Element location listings
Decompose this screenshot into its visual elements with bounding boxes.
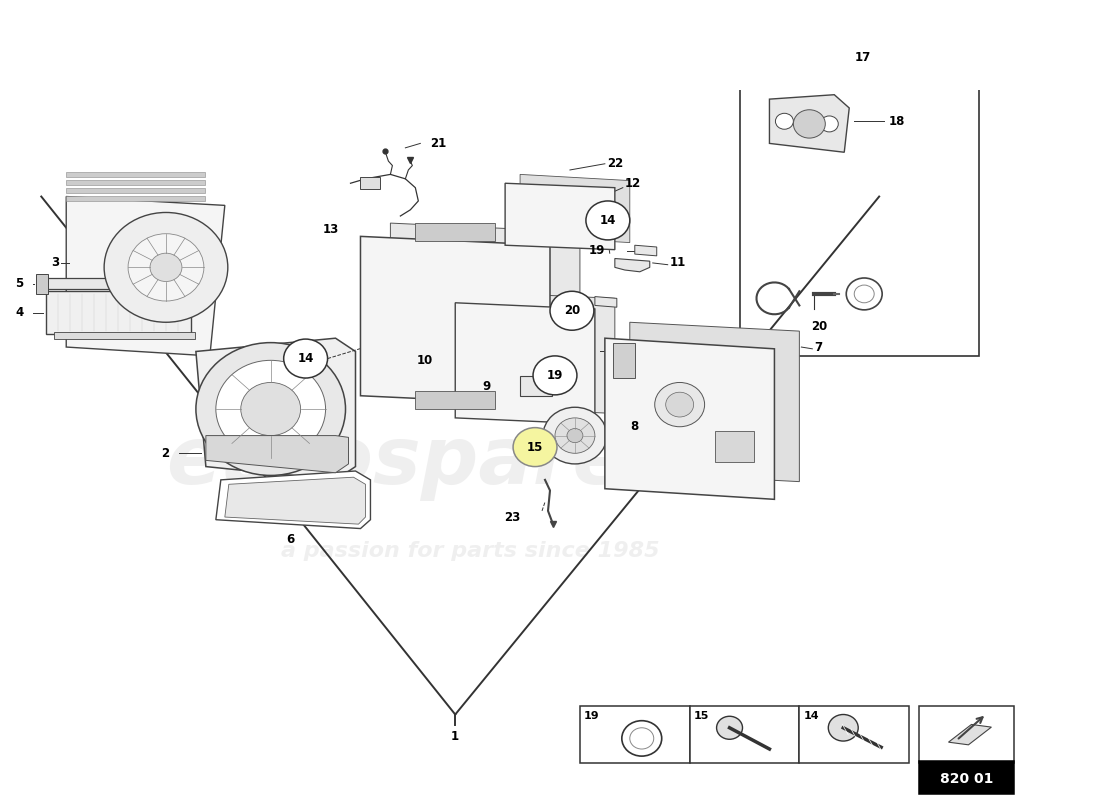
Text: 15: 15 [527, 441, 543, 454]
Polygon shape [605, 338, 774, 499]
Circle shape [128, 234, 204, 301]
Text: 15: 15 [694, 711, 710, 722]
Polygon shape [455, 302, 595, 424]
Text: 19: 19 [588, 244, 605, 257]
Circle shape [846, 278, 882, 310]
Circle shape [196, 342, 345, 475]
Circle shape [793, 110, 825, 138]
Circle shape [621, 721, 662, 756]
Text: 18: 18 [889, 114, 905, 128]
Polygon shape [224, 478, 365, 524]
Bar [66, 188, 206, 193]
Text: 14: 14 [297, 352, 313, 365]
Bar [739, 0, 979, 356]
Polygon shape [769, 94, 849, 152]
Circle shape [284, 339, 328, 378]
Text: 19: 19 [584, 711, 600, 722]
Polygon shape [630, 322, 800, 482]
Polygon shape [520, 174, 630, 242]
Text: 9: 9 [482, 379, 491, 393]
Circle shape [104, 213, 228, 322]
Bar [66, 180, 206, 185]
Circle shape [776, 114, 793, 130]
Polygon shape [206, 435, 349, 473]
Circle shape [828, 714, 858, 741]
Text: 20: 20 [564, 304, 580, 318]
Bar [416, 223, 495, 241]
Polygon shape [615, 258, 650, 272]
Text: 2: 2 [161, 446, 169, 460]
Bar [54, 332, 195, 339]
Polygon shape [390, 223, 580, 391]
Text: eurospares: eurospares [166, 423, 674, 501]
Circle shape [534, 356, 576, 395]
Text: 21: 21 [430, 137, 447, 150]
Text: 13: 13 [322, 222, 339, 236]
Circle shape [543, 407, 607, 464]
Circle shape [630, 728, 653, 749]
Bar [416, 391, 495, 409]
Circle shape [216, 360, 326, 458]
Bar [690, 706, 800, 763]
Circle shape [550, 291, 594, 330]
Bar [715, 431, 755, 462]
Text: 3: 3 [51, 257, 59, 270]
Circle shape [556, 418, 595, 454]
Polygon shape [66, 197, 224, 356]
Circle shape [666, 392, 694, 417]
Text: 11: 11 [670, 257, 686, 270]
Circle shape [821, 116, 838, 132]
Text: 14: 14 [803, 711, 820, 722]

> Exercise
Print every row above word for word, without the picture.

> Answer to this task
Decompose this screenshot into its visual elements with bounding boxes.
Text: 15: 15 [527, 441, 543, 454]
Polygon shape [605, 338, 774, 499]
Circle shape [128, 234, 204, 301]
Text: 15: 15 [694, 711, 710, 722]
Polygon shape [455, 302, 595, 424]
Text: 19: 19 [588, 244, 605, 257]
Circle shape [846, 278, 882, 310]
Circle shape [196, 342, 345, 475]
Circle shape [793, 110, 825, 138]
Circle shape [621, 721, 662, 756]
Text: 18: 18 [889, 114, 905, 128]
Polygon shape [224, 478, 365, 524]
Bar [66, 188, 206, 193]
Text: 14: 14 [297, 352, 313, 365]
Bar [739, 0, 979, 356]
Polygon shape [769, 94, 849, 152]
Circle shape [284, 339, 328, 378]
Text: 19: 19 [584, 711, 600, 722]
Polygon shape [630, 322, 800, 482]
Polygon shape [520, 174, 630, 242]
Text: 9: 9 [482, 379, 491, 393]
Circle shape [104, 213, 228, 322]
Bar [66, 180, 206, 185]
Circle shape [776, 114, 793, 130]
Polygon shape [206, 435, 349, 473]
Circle shape [828, 714, 858, 741]
Text: 20: 20 [564, 304, 580, 318]
Bar [416, 223, 495, 241]
Polygon shape [615, 258, 650, 272]
Text: 2: 2 [161, 446, 169, 460]
Bar [54, 332, 195, 339]
Polygon shape [390, 223, 580, 391]
Text: eurospares: eurospares [166, 423, 674, 501]
Circle shape [534, 356, 576, 395]
Text: 21: 21 [430, 137, 447, 150]
Text: 13: 13 [322, 222, 339, 236]
Circle shape [543, 407, 607, 464]
Circle shape [630, 728, 653, 749]
Bar [416, 391, 495, 409]
Circle shape [216, 360, 326, 458]
Bar [690, 706, 800, 763]
Circle shape [550, 291, 594, 330]
Bar [715, 431, 755, 462]
Text: 3: 3 [51, 257, 59, 270]
Circle shape [556, 418, 595, 454]
Polygon shape [66, 197, 224, 356]
Circle shape [666, 392, 694, 417]
Text: 11: 11 [670, 257, 686, 270]
Circle shape [821, 116, 838, 132]
Text: 14: 14 [803, 711, 820, 722]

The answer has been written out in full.